== TASK DETAILS ==
Present the lines below as a Markdown table, from the first line up to and including the line with "data-label: 7.8 [347,234,361,251]". Use the columns Row and Line, put a row number in Row and the line in Line, and leave out blank lines.

== INFORMATION PROVIDED ==
==================================================
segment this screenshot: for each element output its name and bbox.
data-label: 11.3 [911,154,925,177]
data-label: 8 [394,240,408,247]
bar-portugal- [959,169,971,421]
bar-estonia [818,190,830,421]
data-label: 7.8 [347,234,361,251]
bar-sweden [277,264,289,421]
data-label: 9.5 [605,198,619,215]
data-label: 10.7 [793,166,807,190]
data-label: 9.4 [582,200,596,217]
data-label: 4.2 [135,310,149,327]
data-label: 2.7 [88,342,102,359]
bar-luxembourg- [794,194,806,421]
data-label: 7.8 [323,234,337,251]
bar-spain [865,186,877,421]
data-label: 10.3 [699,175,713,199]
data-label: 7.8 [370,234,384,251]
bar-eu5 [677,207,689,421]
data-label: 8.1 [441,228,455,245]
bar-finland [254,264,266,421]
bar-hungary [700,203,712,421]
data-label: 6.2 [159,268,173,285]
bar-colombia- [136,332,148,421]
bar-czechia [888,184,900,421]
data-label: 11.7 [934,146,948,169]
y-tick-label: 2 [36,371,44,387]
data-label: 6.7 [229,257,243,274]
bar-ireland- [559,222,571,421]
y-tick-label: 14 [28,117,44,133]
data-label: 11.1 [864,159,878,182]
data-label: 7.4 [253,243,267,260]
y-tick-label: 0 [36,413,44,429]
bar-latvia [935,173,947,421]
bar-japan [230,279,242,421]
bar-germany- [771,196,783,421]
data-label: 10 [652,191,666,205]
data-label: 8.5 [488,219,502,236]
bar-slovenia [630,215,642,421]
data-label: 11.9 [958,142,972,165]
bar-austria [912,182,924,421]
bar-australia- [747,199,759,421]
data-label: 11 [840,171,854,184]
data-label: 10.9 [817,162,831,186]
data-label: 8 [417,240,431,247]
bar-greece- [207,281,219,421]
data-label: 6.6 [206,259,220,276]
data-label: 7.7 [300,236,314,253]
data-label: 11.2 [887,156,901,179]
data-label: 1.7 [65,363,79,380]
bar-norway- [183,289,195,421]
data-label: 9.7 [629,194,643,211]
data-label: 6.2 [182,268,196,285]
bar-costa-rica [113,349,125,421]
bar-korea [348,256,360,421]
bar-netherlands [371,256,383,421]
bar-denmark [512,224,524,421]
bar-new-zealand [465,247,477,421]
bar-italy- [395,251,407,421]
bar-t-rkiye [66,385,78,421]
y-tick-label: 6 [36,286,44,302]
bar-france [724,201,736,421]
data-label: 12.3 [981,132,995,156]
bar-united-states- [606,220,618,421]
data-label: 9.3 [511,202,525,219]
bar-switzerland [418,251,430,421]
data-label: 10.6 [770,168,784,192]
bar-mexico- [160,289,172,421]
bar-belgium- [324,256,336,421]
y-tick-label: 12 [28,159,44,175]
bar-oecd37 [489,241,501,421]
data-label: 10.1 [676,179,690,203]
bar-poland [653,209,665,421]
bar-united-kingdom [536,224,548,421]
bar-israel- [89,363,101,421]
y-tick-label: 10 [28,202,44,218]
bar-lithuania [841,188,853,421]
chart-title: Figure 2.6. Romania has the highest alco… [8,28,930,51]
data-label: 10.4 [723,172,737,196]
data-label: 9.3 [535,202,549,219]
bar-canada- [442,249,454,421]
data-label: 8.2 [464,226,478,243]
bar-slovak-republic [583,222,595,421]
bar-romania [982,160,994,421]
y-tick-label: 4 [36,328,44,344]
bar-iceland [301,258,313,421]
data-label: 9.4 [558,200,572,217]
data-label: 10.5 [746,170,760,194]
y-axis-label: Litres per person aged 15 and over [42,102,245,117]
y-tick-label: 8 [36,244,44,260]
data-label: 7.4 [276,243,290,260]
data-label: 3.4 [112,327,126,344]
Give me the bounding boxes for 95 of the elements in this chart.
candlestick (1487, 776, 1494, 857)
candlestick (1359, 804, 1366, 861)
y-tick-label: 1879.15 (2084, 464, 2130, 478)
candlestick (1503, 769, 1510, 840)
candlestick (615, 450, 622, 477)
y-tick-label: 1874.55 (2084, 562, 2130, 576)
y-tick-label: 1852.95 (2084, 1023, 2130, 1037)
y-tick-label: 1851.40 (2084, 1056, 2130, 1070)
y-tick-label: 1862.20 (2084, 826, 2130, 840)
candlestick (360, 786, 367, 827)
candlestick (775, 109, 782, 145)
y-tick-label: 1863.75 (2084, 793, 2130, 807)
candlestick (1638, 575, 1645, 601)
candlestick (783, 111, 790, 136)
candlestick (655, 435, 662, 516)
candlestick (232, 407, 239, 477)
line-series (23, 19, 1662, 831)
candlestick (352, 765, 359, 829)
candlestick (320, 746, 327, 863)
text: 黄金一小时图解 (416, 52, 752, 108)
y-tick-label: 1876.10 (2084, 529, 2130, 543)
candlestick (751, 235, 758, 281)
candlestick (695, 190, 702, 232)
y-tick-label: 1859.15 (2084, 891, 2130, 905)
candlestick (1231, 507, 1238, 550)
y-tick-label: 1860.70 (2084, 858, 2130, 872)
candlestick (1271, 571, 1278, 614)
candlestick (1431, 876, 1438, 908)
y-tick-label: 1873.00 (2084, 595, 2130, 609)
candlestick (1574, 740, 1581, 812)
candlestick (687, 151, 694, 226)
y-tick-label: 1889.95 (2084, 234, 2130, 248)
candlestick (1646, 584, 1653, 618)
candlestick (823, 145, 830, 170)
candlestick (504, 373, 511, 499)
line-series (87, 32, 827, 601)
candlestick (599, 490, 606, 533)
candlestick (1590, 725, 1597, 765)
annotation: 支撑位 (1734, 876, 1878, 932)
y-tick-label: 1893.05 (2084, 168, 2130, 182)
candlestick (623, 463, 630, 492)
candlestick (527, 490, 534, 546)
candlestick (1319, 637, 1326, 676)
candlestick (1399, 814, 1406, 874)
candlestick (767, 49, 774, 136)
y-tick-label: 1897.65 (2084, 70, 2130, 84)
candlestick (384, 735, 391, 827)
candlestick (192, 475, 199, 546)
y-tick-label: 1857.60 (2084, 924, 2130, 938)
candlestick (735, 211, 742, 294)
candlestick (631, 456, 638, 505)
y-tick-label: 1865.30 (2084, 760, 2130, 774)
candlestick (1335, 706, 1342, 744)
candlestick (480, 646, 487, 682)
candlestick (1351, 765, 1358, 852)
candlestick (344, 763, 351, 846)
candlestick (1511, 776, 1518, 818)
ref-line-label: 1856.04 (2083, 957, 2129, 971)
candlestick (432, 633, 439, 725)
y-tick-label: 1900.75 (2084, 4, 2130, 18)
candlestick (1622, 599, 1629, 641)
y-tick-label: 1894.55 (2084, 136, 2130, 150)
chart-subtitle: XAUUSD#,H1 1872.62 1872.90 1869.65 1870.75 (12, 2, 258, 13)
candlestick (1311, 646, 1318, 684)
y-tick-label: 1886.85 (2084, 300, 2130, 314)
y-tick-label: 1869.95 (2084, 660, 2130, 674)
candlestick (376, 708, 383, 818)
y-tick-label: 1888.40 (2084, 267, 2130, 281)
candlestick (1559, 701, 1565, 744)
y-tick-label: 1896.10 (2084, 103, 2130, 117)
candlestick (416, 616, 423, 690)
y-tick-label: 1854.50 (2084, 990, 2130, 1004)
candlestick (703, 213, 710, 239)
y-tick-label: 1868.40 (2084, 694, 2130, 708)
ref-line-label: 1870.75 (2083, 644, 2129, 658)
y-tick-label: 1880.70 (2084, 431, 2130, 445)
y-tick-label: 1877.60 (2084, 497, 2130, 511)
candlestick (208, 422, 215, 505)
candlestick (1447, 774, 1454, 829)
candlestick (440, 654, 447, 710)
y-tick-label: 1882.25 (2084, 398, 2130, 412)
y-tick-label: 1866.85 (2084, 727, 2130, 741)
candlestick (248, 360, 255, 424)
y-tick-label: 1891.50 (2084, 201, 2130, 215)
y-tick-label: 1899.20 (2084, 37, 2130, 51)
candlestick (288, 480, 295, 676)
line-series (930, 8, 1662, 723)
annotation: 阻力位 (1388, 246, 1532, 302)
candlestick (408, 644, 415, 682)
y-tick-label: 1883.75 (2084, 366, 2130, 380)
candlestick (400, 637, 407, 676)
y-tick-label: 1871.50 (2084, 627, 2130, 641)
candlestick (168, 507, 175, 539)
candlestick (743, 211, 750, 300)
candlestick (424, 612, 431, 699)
==================================================
== SOLUTION TO THIS PROBLEM ==
| Row | Line |
|---|---|
| 1 | segment this screenshot: for each element output its name and bbox. |
| 2 | data-label: 11.3 [911,154,925,177] |
| 3 | data-label: 8 [394,240,408,247] |
| 4 | bar-portugal- [959,169,971,421] |
| 5 | bar-estonia [818,190,830,421] |
| 6 | data-label: 7.8 [347,234,361,251] |